» INPUT FOR THIS TASK
☆ ☆ ☆ ☆

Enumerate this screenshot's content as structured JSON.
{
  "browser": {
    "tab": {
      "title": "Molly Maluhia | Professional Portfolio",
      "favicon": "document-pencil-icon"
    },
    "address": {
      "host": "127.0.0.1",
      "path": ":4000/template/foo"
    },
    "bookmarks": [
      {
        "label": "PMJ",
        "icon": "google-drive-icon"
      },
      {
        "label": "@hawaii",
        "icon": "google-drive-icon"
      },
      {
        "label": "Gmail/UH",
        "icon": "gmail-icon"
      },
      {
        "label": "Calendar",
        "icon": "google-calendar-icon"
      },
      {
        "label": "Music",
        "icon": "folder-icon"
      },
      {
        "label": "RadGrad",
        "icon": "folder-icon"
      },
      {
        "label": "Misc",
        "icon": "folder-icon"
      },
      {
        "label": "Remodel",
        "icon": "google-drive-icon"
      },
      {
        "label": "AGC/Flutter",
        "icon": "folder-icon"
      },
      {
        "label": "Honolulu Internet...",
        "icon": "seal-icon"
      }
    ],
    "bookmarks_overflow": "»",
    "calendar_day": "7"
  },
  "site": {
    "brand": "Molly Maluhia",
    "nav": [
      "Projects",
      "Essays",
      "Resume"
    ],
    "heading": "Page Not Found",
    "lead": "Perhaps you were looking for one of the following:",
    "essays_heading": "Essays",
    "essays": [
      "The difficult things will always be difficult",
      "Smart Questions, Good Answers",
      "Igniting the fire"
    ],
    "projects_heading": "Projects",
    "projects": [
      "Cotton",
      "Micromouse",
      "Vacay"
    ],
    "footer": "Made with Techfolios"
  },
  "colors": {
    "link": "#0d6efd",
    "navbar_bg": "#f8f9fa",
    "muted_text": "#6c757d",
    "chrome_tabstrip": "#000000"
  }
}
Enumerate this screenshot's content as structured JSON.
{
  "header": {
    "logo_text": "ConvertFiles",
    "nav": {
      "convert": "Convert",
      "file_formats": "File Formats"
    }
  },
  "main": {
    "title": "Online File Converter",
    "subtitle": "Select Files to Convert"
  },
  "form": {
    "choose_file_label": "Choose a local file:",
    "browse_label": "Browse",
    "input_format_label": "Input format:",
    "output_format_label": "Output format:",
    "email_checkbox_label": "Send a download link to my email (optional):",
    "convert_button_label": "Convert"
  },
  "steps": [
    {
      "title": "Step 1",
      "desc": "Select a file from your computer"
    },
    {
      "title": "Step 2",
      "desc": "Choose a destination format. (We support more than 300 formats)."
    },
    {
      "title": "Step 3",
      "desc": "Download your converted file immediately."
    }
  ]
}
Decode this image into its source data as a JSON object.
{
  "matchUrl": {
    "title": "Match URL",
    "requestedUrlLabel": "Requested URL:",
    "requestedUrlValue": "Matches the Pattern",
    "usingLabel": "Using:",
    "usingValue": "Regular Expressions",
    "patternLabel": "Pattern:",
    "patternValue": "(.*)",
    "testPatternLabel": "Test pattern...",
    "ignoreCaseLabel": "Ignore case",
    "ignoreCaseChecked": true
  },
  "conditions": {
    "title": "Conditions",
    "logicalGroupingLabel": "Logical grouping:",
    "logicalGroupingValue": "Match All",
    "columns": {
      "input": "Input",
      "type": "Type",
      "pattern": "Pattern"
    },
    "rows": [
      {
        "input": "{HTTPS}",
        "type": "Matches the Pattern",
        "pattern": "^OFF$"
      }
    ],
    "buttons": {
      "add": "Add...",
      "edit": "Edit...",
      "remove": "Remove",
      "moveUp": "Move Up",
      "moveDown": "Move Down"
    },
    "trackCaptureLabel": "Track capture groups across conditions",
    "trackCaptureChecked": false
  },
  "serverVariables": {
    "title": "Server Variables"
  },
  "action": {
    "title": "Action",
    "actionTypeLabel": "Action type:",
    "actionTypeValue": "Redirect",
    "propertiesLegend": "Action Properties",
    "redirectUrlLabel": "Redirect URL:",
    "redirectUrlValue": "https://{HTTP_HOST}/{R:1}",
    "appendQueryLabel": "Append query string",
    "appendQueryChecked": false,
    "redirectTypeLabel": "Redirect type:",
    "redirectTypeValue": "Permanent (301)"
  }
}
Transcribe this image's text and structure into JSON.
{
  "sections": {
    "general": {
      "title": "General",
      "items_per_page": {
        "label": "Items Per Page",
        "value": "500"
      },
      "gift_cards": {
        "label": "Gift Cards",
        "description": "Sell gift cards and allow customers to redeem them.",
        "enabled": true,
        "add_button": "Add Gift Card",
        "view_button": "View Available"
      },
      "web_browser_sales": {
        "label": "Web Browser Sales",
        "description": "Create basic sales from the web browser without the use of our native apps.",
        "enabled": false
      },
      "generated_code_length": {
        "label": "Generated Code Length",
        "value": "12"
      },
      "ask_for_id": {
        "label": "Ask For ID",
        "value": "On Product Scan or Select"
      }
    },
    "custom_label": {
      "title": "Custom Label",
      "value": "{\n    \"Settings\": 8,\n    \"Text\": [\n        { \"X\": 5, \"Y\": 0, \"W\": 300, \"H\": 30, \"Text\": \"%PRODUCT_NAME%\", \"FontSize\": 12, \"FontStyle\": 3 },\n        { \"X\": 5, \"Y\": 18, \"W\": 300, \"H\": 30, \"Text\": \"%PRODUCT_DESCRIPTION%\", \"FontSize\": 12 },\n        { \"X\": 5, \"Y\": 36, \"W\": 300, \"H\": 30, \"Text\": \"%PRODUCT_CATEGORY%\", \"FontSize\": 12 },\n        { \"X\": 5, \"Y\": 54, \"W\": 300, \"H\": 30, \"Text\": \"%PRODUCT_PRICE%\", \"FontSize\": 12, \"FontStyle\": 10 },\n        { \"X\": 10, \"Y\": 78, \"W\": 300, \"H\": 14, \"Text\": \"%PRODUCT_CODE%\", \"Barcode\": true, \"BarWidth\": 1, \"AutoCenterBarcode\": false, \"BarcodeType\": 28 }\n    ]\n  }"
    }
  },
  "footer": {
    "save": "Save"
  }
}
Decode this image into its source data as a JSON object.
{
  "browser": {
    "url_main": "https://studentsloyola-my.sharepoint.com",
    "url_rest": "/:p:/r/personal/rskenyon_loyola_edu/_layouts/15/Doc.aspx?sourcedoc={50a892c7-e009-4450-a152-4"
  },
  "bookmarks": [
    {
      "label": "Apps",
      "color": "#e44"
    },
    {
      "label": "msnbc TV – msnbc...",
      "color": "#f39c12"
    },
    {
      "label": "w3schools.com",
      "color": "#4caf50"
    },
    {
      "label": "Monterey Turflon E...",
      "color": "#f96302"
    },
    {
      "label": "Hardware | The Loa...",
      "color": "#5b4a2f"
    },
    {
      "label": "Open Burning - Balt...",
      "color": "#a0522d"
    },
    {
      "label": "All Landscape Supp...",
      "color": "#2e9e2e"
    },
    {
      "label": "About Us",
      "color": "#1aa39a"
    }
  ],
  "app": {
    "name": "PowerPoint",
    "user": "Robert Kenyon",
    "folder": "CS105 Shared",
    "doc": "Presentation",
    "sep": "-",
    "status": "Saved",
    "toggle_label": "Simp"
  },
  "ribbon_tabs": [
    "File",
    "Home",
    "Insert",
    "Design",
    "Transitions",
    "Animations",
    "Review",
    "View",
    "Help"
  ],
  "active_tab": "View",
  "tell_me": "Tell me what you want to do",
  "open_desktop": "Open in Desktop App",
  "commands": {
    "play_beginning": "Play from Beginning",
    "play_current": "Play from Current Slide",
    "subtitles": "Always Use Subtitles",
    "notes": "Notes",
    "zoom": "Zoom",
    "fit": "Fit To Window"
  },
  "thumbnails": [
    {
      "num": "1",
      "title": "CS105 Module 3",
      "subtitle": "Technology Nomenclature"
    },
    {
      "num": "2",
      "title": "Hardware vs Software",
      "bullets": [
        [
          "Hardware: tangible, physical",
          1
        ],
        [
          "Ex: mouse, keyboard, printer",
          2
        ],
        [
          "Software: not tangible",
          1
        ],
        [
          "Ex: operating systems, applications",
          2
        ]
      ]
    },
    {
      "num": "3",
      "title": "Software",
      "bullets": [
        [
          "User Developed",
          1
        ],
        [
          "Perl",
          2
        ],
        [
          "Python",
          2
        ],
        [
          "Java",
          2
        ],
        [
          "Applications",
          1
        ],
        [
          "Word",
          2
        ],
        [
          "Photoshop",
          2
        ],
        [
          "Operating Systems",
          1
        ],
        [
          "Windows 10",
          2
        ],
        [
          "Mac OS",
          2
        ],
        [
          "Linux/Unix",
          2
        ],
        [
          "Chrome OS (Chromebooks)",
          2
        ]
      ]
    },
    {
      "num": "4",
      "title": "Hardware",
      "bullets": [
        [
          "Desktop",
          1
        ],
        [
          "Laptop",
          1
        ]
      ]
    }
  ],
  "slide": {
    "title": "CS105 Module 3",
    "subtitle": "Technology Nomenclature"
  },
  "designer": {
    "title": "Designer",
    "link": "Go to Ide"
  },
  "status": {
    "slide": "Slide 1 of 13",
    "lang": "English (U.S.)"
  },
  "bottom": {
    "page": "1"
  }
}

☆ ☆ ☆ ☆

» TASK STATEMENT
Report only how many lines in the listing contain the string "Play".

» THE RESULT
2